##### PASSAGE TO READ #####

167 U.S. 599
THE J. P. DONALDSON.
May 24, 1897. [167 U.S. 599, 600] F. S. Masten, for appellant.
F. H. Canfield, for appellee.
Mr. Justice GRAY, delivered the opinion of the court.
Two libels in admiralty in the district court of the United States for the Eastern district of Michigan against the propeller J. P. Donaldson, by the owners of the barges Eldorado and George W. Wesley, for the loss of the barges, having been consolidated and dismissed in that court, and its decree having been reversed by the circuit court upon the ground that the libelants were entitled to recover against the propeller for the loss of the barges as a general average contribution, and a decree accordingly having been rendered for the libelants, and the causes having been taken by appeal from the circuit court to the circuit court of appeals, that court, desiring the instruction of this court as to the right of the owners of the barges to recover against the propeller upon the principles of general average contribution, certified to this court the question whether they could so recover upon the following facts:
By the order of that court there were transmitted to this court, together with the above certificate, copies of the pleadings and decrees, and of the opinions of the district and circuit courts, reported in 19 Fed. 264, and 21 Fed. 671.

#####

> _REQUEST A_
List every vessel named in the opinion.
The rows below are unrelated to the opinion.

##### INPUT DATA #####

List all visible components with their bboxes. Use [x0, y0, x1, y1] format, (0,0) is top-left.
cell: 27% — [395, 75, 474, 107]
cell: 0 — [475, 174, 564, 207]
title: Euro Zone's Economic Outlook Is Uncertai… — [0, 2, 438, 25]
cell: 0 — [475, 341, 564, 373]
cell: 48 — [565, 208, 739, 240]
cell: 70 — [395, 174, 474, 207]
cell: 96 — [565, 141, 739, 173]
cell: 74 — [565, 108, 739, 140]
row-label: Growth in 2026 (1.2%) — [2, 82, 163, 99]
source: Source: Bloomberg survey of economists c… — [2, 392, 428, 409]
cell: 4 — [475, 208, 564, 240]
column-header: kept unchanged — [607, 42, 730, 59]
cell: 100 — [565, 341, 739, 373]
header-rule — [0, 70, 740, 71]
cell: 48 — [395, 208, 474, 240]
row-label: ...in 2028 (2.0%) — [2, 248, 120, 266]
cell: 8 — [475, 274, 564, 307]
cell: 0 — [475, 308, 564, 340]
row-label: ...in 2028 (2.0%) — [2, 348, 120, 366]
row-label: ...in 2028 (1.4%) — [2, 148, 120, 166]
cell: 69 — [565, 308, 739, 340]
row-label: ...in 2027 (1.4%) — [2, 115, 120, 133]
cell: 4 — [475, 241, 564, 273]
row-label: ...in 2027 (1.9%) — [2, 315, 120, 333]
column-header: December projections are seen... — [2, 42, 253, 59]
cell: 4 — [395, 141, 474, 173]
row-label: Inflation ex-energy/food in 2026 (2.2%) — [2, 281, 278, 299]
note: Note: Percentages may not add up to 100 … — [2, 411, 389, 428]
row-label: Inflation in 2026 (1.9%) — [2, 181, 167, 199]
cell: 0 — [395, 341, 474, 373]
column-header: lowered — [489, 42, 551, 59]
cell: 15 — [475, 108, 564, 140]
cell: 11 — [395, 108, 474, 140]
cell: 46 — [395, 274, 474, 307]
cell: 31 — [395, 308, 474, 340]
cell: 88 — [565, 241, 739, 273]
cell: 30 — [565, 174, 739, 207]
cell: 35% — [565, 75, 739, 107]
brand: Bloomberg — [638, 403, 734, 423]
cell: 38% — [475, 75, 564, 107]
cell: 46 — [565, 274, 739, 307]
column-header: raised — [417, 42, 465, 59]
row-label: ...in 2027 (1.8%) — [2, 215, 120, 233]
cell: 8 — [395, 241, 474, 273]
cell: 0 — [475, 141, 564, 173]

#####

> _REQUEST B_
Rename "column-header" to "heading" in the rows starting at the first row and ending at the row containing "cell: 15 — [475, 108, 564, 140]", and reproduce only those rows with nothing else changed.

> _SOLUTION A_
J. P. Donaldson
Eldorado
George W. Wesley

> _SOLUTION B_
List all visible components with their bboxes. Use [x0, y0, x1, y1] format, (0,0) is top-left.
cell: 27% — [395, 75, 474, 107]
cell: 0 — [475, 174, 564, 207]
title: Euro Zone's Economic Outlook Is Uncertai… — [0, 2, 438, 25]
cell: 0 — [475, 341, 564, 373]
cell: 48 — [565, 208, 739, 240]
cell: 70 — [395, 174, 474, 207]
cell: 96 — [565, 141, 739, 173]
cell: 74 — [565, 108, 739, 140]
row-label: Growth in 2026 (1.2%) — [2, 82, 163, 99]
source: Source: Bloomberg survey of economists c… — [2, 392, 428, 409]
cell: 4 — [475, 208, 564, 240]
heading: kept unchanged — [607, 42, 730, 59]
cell: 100 — [565, 341, 739, 373]
header-rule — [0, 70, 740, 71]
cell: 48 — [395, 208, 474, 240]
row-label: ...in 2028 (2.0%) — [2, 248, 120, 266]
cell: 8 — [475, 274, 564, 307]
cell: 0 — [475, 308, 564, 340]
row-label: ...in 2028 (2.0%) — [2, 348, 120, 366]
row-label: ...in 2028 (1.4%) — [2, 148, 120, 166]
cell: 69 — [565, 308, 739, 340]
row-label: ...in 2027 (1.4%) — [2, 115, 120, 133]
cell: 4 — [475, 241, 564, 273]
row-label: ...in 2027 (1.9%) — [2, 315, 120, 333]
heading: December projections are seen... — [2, 42, 253, 59]
cell: 4 — [395, 141, 474, 173]
row-label: Inflation ex-energy/food in 2026 (2.2%) — [2, 281, 278, 299]
note: Note: Percentages may not add up to 100 … — [2, 411, 389, 428]
row-label: Inflation in 2026 (1.9%) — [2, 181, 167, 199]
cell: 0 — [395, 341, 474, 373]
heading: lowered — [489, 42, 551, 59]
cell: 15 — [475, 108, 564, 140]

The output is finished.